WHAT THIS TASK INVOLVES: Restate every entry word for word.

-------- MATERIAL SHOWN

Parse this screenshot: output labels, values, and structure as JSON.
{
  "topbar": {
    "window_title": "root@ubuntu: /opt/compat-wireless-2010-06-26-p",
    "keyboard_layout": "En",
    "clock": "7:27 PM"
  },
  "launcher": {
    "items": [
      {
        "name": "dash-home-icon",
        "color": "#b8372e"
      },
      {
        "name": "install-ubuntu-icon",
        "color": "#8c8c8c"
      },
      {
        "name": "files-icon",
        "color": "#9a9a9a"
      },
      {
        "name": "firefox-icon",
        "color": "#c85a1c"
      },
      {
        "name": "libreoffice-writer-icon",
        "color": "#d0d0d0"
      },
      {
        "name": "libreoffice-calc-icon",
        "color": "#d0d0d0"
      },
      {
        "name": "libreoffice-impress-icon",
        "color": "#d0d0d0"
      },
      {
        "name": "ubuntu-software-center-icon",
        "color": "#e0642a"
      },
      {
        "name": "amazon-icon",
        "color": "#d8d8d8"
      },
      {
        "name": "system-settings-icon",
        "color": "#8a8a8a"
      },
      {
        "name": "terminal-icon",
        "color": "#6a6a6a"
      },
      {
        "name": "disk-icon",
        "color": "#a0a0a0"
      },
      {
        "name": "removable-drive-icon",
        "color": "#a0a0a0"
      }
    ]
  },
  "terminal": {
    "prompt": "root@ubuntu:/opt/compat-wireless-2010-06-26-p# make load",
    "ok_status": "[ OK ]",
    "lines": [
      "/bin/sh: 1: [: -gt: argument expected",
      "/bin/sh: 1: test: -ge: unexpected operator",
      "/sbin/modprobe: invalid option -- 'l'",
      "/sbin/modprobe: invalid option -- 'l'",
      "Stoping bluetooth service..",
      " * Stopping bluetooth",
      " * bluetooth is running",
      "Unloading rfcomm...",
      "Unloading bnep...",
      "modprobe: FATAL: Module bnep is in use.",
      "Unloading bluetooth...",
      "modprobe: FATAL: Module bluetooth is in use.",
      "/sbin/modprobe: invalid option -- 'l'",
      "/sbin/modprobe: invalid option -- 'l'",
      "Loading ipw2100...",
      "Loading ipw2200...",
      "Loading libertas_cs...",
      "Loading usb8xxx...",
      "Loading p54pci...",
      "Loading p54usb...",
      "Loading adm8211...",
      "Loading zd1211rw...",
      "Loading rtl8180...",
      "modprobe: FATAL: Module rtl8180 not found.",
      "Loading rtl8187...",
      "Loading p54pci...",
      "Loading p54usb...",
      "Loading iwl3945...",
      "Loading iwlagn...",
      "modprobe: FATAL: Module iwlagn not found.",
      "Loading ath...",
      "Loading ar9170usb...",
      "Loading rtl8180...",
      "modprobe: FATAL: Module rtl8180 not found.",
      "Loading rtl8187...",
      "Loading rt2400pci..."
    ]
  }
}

----------------

SOLUTION TO THIS PROBLEM:
Parse this screenshot: output labels, values, and structure as JSON.
{
  "topbar": {
    "window_title": "root@ubuntu: /opt/compat-wireless-2010-06-26-p",
    "keyboard_layout": "En",
    "clock": "7:27 PM"
  },
  "launcher": {
    "items": [
      {
        "name": "dash-home-icon",
        "color": "#b8372e"
      },
      {
        "name": "install-ubuntu-icon",
        "color": "#8c8c8c"
      },
      {
        "name": "files-icon",
        "color": "#9a9a9a"
      },
      {
        "name": "firefox-icon",
        "color": "#c85a1c"
      },
      {
        "name": "libreoffice-writer-icon",
        "color": "#d0d0d0"
      },
      {
        "name": "libreoffice-calc-icon",
        "color": "#d0d0d0"
      },
      {
        "name": "libreoffice-impress-icon",
        "color": "#d0d0d0"
      },
      {
        "name": "ubuntu-software-center-icon",
        "color": "#e0642a"
      },
      {
        "name": "amazon-icon",
        "color": "#d8d8d8"
      },
      {
        "name": "system-settings-icon",
        "color": "#8a8a8a"
      },
      {
        "name": "terminal-icon",
        "color": "#6a6a6a"
      },
      {
        "name": "disk-icon",
        "color": "#a0a0a0"
      },
      {
        "name": "removable-drive-icon",
        "color": "#a0a0a0"
      }
    ]
  },
  "terminal": {
    "prompt": "root@ubuntu:/opt/compat-wireless-2010-06-26-p# make load",
    "ok_status": "[ OK ]",
    "lines": [
      "/bin/sh: 1: [: -gt: argument expected",
      "/bin/sh: 1: test: -ge: unexpected operator",
      "/sbin/modprobe: invalid option -- 'l'",
      "/sbin/modprobe: invalid option -- 'l'",
      "Stoping bluetooth service..",
      " * Stopping bluetooth",
      " * bluetooth is running",
      "Unloading rfcomm...",
      "Unloading bnep...",
      "modprobe: FATAL: Module bnep is in use.",
      "Unloading bluetooth...",
      "modprobe: FATAL: Module bluetooth is in use.",
      "/sbin/modprobe: invalid option -- 'l'",
      "/sbin/modprobe: invalid option -- 'l'",
      "Loading ipw2100...",
      "Loading ipw2200...",
      "Loading libertas_cs...",
      "Loading usb8xxx...",
      "Loading p54pci...",
      "Loading p54usb...",
      "Loading adm8211...",
      "Loading zd1211rw...",
      "Loading rtl8180...",
      "modprobe: FATAL: Module rtl8180 not found.",
      "Loading rtl8187...",
      "Loading p54pci...",
      "Loading p54usb...",
      "Loading iwl3945...",
      "Loading iwlagn...",
      "modprobe: FATAL: Module iwlagn not found.",
      "Loading ath...",
      "Loading ar9170usb...",
      "Loading rtl8180...",
      "modprobe: FATAL: Module rtl8180 not found.",
      "Loading rtl8187...",
      "Loading rt2400pci..."
    ]
  }
}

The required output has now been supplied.